Restate the records that follow word for word; no pictures should appear.

"""

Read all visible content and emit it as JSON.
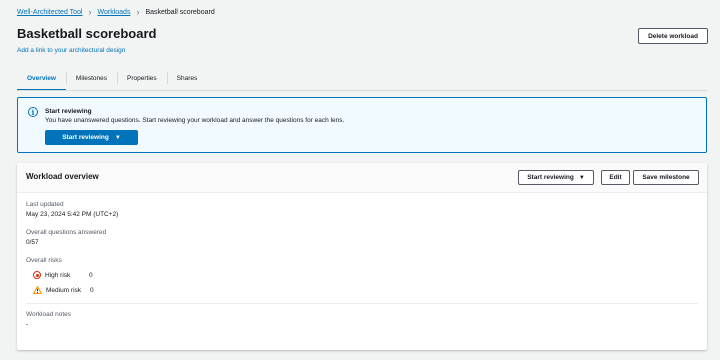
{
  "breadcrumb": {
    "root": "Well-Architected Tool",
    "section": "Workloads",
    "current": "Basketball scoreboard"
  },
  "header": {
    "title": "Basketball scoreboard",
    "design_link": "Add a link to your architectural design",
    "delete_label": "Delete workload"
  },
  "tabs": [
    "Overview",
    "Milestones",
    "Properties",
    "Shares"
  ],
  "alert": {
    "title": "Start reviewing",
    "body": "You have unanswered questions. Start reviewing your workload and answer the questions for each lens.",
    "button_label": "Start reviewing"
  },
  "overview": {
    "title": "Workload overview",
    "start_label": "Start reviewing",
    "edit_label": "Edit",
    "milestone_label": "Save milestone",
    "last_updated_label": "Last updated",
    "last_updated_value": "May 23, 2024 5:42 PM (UTC+2)",
    "questions_label": "Overall questions answered",
    "questions_value": "0/57",
    "risks_label": "Overall risks",
    "risks": [
      {
        "label": "High risk",
        "count": "0"
      },
      {
        "label": "Medium risk",
        "count": "0"
      }
    ],
    "notes_label": "Workload notes",
    "notes_value": "-"
  },
  "colors": {
    "link": "#0073bb",
    "primary_button": "#0073bb",
    "high_risk": "#d13212",
    "medium_risk": "#ff9900"
  }
}
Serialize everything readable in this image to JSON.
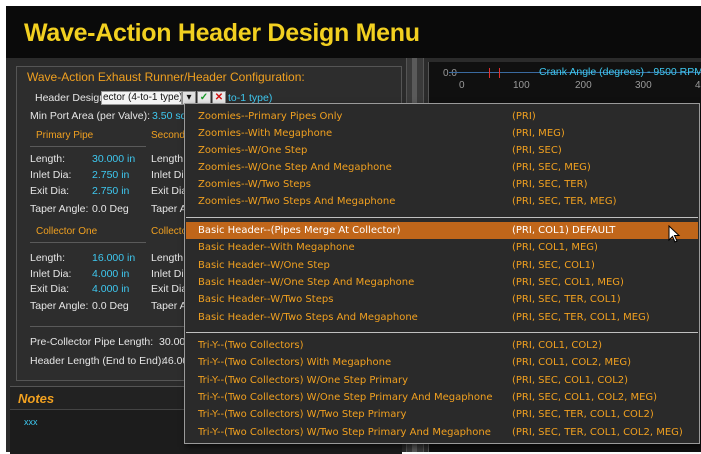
{
  "window": {
    "title": "Wave-Action Header Design Menu"
  },
  "config": {
    "panel_title": "Wave-Action Exhaust Runner/Header Configuration:",
    "header_design_label": "Header Design:",
    "header_design_value": "ector (4-to-1 type)",
    "header_design_suffix": "to-1 type)",
    "min_port_label": "Min Port Area (per Valve):",
    "min_port_value": "3.50 sq",
    "primary_title": "Primary Pipe",
    "second_title": "Second",
    "collector_one_title": "Collector One",
    "collector_two_title": "Collecto",
    "labels": {
      "length": "Length:",
      "inlet": "Inlet Dia:",
      "exit": "Exit Dia:",
      "taper": "Taper Angle:",
      "taper_short": "Taper A",
      "inlet_short": "Inlet Dia",
      "exit_short": "Exit Dia",
      "length_short": "Length:"
    },
    "primary": {
      "length": "30.000 in",
      "inlet": "2.750 in",
      "exit": "2.750 in",
      "taper": "0.0 Deg"
    },
    "collector_one": {
      "length": "16.000 in",
      "inlet": "4.000 in",
      "exit": "4.000 in",
      "taper": "0.0 Deg"
    },
    "pre_collector_label": "Pre-Collector Pipe Length:",
    "pre_collector_value": "30.00",
    "header_length_label": "Header Length (End to End):",
    "header_length_value": "46.00"
  },
  "chart": {
    "axis_title": "Crank Angle (degrees) - 9500 RPM",
    "ytick": "0.0",
    "xticks": [
      "0",
      "100",
      "200",
      "300",
      "4"
    ]
  },
  "notes": {
    "title": "Notes",
    "dots": "xxx"
  },
  "menu": {
    "groups": [
      [
        {
          "label": "Zoomies--Primary Pipes Only",
          "code": "(PRI)"
        },
        {
          "label": "Zoomies--With Megaphone",
          "code": "(PRI, MEG)"
        },
        {
          "label": "Zoomies--W/One Step",
          "code": "(PRI, SEC)"
        },
        {
          "label": "Zoomies--W/One Step And Megaphone",
          "code": "(PRI, SEC, MEG)"
        },
        {
          "label": "Zoomies--W/Two Steps",
          "code": "(PRI, SEC, TER)"
        },
        {
          "label": "Zoomies--W/Two Steps And Megaphone",
          "code": "(PRI, SEC, TER, MEG)"
        }
      ],
      [
        {
          "label": "Basic Header--(Pipes Merge At Collector)",
          "code": "(PRI, COL1)  DEFAULT"
        },
        {
          "label": "Basic Header--With Megaphone",
          "code": "(PRI, COL1, MEG)"
        },
        {
          "label": "Basic Header--W/One Step",
          "code": "(PRI, SEC, COL1)"
        },
        {
          "label": "Basic Header--W/One Step And Megaphone",
          "code": "(PRI, SEC, COL1, MEG)"
        },
        {
          "label": "Basic Header--W/Two Steps",
          "code": "(PRI, SEC, TER, COL1)"
        },
        {
          "label": "Basic Header--W/Two Steps And Megaphone",
          "code": "(PRI, SEC, TER, COL1, MEG)"
        }
      ],
      [
        {
          "label": "Tri-Y--(Two Collectors)",
          "code": "(PRI, COL1, COL2)"
        },
        {
          "label": "Tri-Y--(Two Collectors) With Megaphone",
          "code": "(PRI, COL1, COL2, MEG)"
        },
        {
          "label": "Tri-Y--(Two Collectors) W/One Step Primary",
          "code": "(PRI, SEC, COL1, COL2)"
        },
        {
          "label": "Tri-Y--(Two Collectors) W/One Step Primary And Megaphone",
          "code": "(PRI, SEC, COL1, COL2, MEG)"
        },
        {
          "label": "Tri-Y--(Two Collectors) W/Two Step Primary",
          "code": "(PRI, SEC, TER, COL1, COL2)"
        },
        {
          "label": "Tri-Y--(Two Collectors) W/Two Step Primary And Megaphone",
          "code": "(PRI, SEC, TER, COL1, COL2, MEG)"
        }
      ]
    ],
    "selected": "Basic Header--(Pipes Merge At Collector)"
  },
  "colors": {
    "accent": "#f0a020",
    "title": "#f2d020",
    "value": "#3ec8f0",
    "selected": "#c0661a"
  }
}
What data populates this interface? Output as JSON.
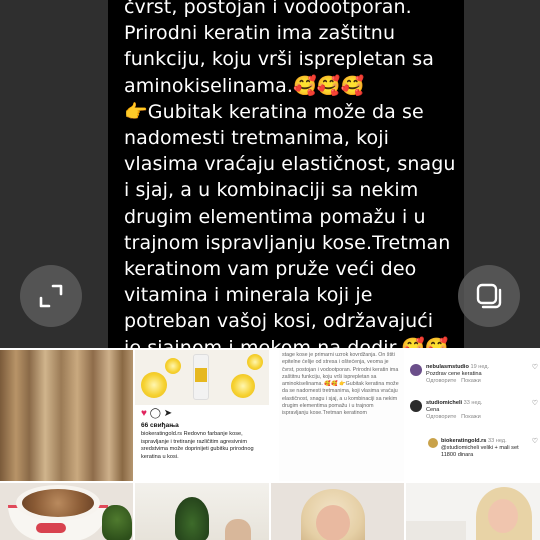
{
  "viewer": {
    "post_text": "čvrst, postojan i vodootporan.\nPrirodni keratin ima zaštitnu funkciju, koju vrši isprepletan sa aminokiselinama.🥰🥰🥰\n👉Gubitak keratina može da se nadomesti tretmanima, koji vlasima vraćaju elastičnost, snagu i sjaj, a u kombinaciji sa nekim drugim elementima pomažu i u trajnom ispravljanju kose.Tretman keratinom vam pruže veći deo vitamina i minerala koji je potreban vašoj kosi, održavajući je sjajnom i mekom na dodir.🥰🥰",
    "expand_icon": "expand-icon",
    "copy_icon": "copy-icon"
  },
  "grid": {
    "insta": {
      "likes": "66 свиђања",
      "caption": "biokeratingold.rs Redovno farbanje kose, ispravljanje i tretiranje različitim agresivnim sredstvima može doprinijeti gubitku prirodnog keratina u kosi."
    },
    "mini_text": "stage kose je primarni uzrok kovrdžanja. On štiti epitelne ćelije od stresa i oštećenja, veoma je čvrst, postojan i vodootporan. Prirodni keratin ima zaštitnu funkciju, koju vrši isprepletan sa aminokiselinama. 🥰🥰\n👉Gubitak keratina može da se nadomesti tretmanima, koji vlasima vraćaju elastičnost, snagu i sjaj, a u kombinaciji sa nekim drugim elementima pomažu i u trajnom ispravljanju kose.Tretman keratinom",
    "comments": [
      {
        "user": "nebulasmstudio",
        "time": "19 нед.",
        "text": "Pozdrav cene keratina",
        "reply": "Одговорите",
        "see": "Покажи"
      },
      {
        "user": "studiomicheli",
        "time": "33 нед.",
        "text": "Cena",
        "reply": "Одговорите",
        "see": "Покажи"
      },
      {
        "user": "biokeratingold.rs",
        "time": "33 нед.",
        "text": "@studiomicheli veliki + mali set 11800 dinara",
        "reply": "",
        "see": ""
      }
    ]
  }
}
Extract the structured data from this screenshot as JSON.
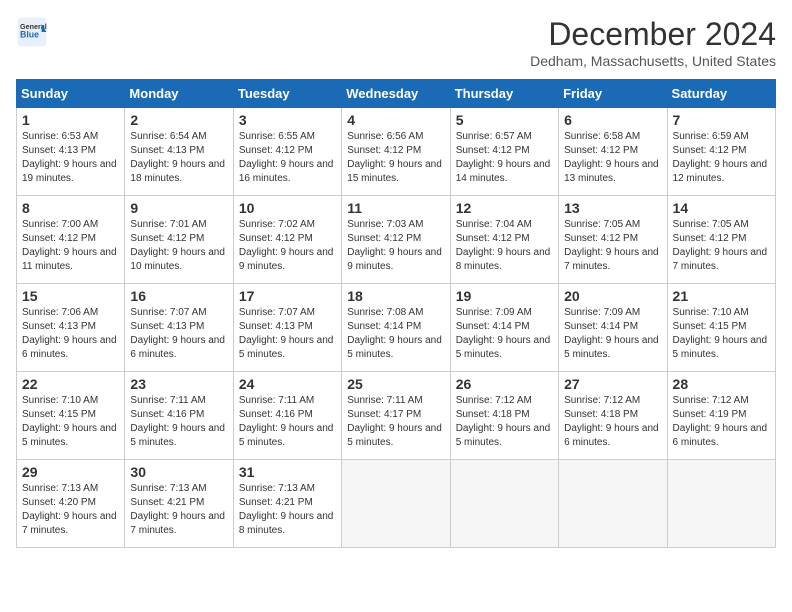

"""

- [ANSWER BELOW]:
Read all visible content and emit it as JSON.
{
  "breadcrumb": {
    "root": "Well-Architected Tool",
    "section": "Workloads",
    "current": "Basketball scoreboard"
  },
  "header": {
    "title": "Basketball scoreboard",
    "design_link": "Add a link to your architectural design",
    "delete_label": "Delete workload"
  },
  "tabs": [
    "Overview",
    "Milestones",
    "Properties",
    "Shares"
  ],
  "alert": {
    "title": "Start reviewing",
    "body": "You have unanswered questions. Start reviewing your workload and answer the questions for each lens.",
    "button_label": "Start reviewing"
  },
  "overview": {
    "title": "Workload overview",
    "start_label": "Start reviewing",
    "edit_label": "Edit",
    "milestone_label": "Save milestone",
    "last_updated_label": "Last updated",
    "last_updated_value": "May 23, 2024 5:42 PM (UTC+2)",
    "questions_label": "Overall questions answered",
    "questions_value": "0/57",
    "risks_label": "Overall risks",
    "risks": [
      {
        "label": "High risk",
        "count": "0"
      },
      {
        "label": "Medium risk",
        "count": "0"
      }
    ],
    "notes_label": "Workload notes",
    "notes_value": "-"
  },
  "colors": {
    "link": "#0073bb",
    "primary_button": "#0073bb",
    "high_risk": "#d13212",
    "medium_risk": "#ff9900"
  }
}
Serialize everything readable in this image to JSON.
{
  "window": {
    "title": "Wave-Action Header Design Menu"
  },
  "config": {
    "panel_title": "Wave-Action Exhaust Runner/Header Configuration:",
    "header_design_label": "Header Design:",
    "header_design_value": "ector (4-to-1 type)",
    "header_design_suffix": "to-1 type)",
    "min_port_label": "Min Port Area (per Valve):",
    "min_port_value": "3.50 sq",
    "primary_title": "Primary Pipe",
    "second_title": "Second",
    "collector_one_title": "Collector One",
    "collector_two_title": "Collecto",
    "labels": {
      "length": "Length:",
      "inlet": "Inlet Dia:",
      "exit": "Exit Dia:",
      "taper": "Taper Angle:",
      "taper_short": "Taper A",
      "inlet_short": "Inlet Dia",
      "exit_short": "Exit Dia",
      "length_short": "Length:"
    },
    "primary": {
      "length": "30.000 in",
      "inlet": "2.750 in",
      "exit": "2.750 in",
      "taper": "0.0 Deg"
    },
    "collector_one": {
      "length": "16.000 in",
      "inlet": "4.000 in",
      "exit": "4.000 in",
      "taper": "0.0 Deg"
    },
    "pre_collector_label": "Pre-Collector Pipe Length:",
    "pre_collector_value": "30.00",
    "header_length_label": "Header Length (End to End):",
    "header_length_value": "46.00"
  },
  "chart": {
    "axis_title": "Crank Angle (degrees) - 9500 RPM",
    "ytick": "0.0",
    "xticks": [
      "0",
      "100",
      "200",
      "300",
      "4"
    ]
  },
  "notes": {
    "title": "Notes",
    "dots": "xxx"
  },
  "menu": {
    "groups": [
      [
        {
          "label": "Zoomies--Primary Pipes Only",
          "code": "(PRI)"
        },
        {
          "label": "Zoomies--With Megaphone",
          "code": "(PRI, MEG)"
        },
        {
          "label": "Zoomies--W/One Step",
          "code": "(PRI, SEC)"
        },
        {
          "label": "Zoomies--W/One Step And Megaphone",
          "code": "(PRI, SEC, MEG)"
        },
        {
          "label": "Zoomies--W/Two Steps",
          "code": "(PRI, SEC, TER)"
        },
        {
          "label": "Zoomies--W/Two Steps And Megaphone",
          "code": "(PRI, SEC, TER, MEG)"
        }
      ],
      [
        {
          "label": "Basic Header--(Pipes Merge At Collector)",
          "code": "(PRI, COL1)  DEFAULT"
        },
        {
          "label": "Basic Header--With Megaphone",
          "code": "(PRI, COL1, MEG)"
        },
        {
          "label": "Basic Header--W/One Step",
          "code": "(PRI, SEC, COL1)"
        },
        {
          "label": "Basic Header--W/One Step And Megaphone",
          "code": "(PRI, SEC, COL1, MEG)"
        },
        {
          "label": "Basic Header--W/Two Steps",
          "code": "(PRI, SEC, TER, COL1)"
        },
        {
          "label": "Basic Header--W/Two Steps And Megaphone",
          "code": "(PRI, SEC, TER, COL1, MEG)"
        }
      ],
      [
        {
          "label": "Tri-Y--(Two Collectors)",
          "code": "(PRI, COL1, COL2)"
        },
        {
          "label": "Tri-Y--(Two Collectors) With Megaphone",
          "code": "(PRI, COL1, COL2, MEG)"
        },
        {
          "label": "Tri-Y--(Two Collectors) W/One Step Primary",
          "code": "(PRI, SEC, COL1, COL2)"
        },
        {
          "label": "Tri-Y--(Two Collectors) W/One Step Primary And Megaphone",
          "code": "(PRI, SEC, COL1, COL2, MEG)"
        },
        {
          "label": "Tri-Y--(Two Collectors) W/Two Step Primary",
          "code": "(PRI, SEC, TER, COL1, COL2)"
        },
        {
          "label": "Tri-Y--(Two Collectors) W/Two Step Primary And Megaphone",
          "code": "(PRI, SEC, TER, COL1, COL2, MEG)"
        }
      ]
    ],
    "selected": "Basic Header--(Pipes Merge At Collector)"
  },
  "colors": {
    "accent": "#f0a020",
    "title": "#f2d020",
    "value": "#3ec8f0",
    "selected": "#c0661a"
  }
}
What data populates this interface? Output as JSON.
{
  "viewer": {
    "post_text": "čvrst, postojan i vodootporan.\nPrirodni keratin ima zaštitnu funkciju, koju vrši isprepletan sa aminokiselinama.🥰🥰🥰\n👉Gubitak keratina može da se nadomesti tretmanima, koji vlasima vraćaju elastičnost, snagu i sjaj, a u kombinaciji sa nekim drugim elementima pomažu i u trajnom ispravljanju kose.Tretman keratinom vam pruže veći deo vitamina i minerala koji je potreban vašoj kosi, održavajući je sjajnom i mekom na dodir.🥰🥰",
    "expand_icon": "expand-icon",
    "copy_icon": "copy-icon"
  },
  "grid": {
    "insta": {
      "likes": "66 свиђања",
      "caption": "biokeratingold.rs Redovno farbanje kose, ispravljanje i tretiranje različitim agresivnim sredstvima može doprinijeti gubitku prirodnog keratina u kosi."
    },
    "mini_text": "stage kose je primarni uzrok kovrdžanja. On štiti epitelne ćelije od stresa i oštećenja, veoma je čvrst, postojan i vodootporan. Prirodni keratin ima zaštitnu funkciju, koju vrši isprepletan sa aminokiselinama. 🥰🥰\n👉Gubitak keratina može da se nadomesti tretmanima, koji vlasima vraćaju elastičnost, snagu i sjaj, a u kombinaciji sa nekim drugim elementima pomažu i u trajnom ispravljanju kose.Tretman keratinom",
    "comments": [
      {
        "user": "nebulasmstudio",
        "time": "19 нед.",
        "text": "Pozdrav cene keratina",
        "reply": "Одговорите",
        "see": "Покажи"
      },
      {
        "user": "studiomicheli",
        "time": "33 нед.",
        "text": "Cena",
        "reply": "Одговорите",
        "see": "Покажи"
      },
      {
        "user": "biokeratingold.rs",
        "time": "33 нед.",
        "text": "@studiomicheli veliki + mali set 11800 dinara",
        "reply": "",
        "see": ""
      }
    ]
  }
}
Extract the structured data from this screenshot as JSON.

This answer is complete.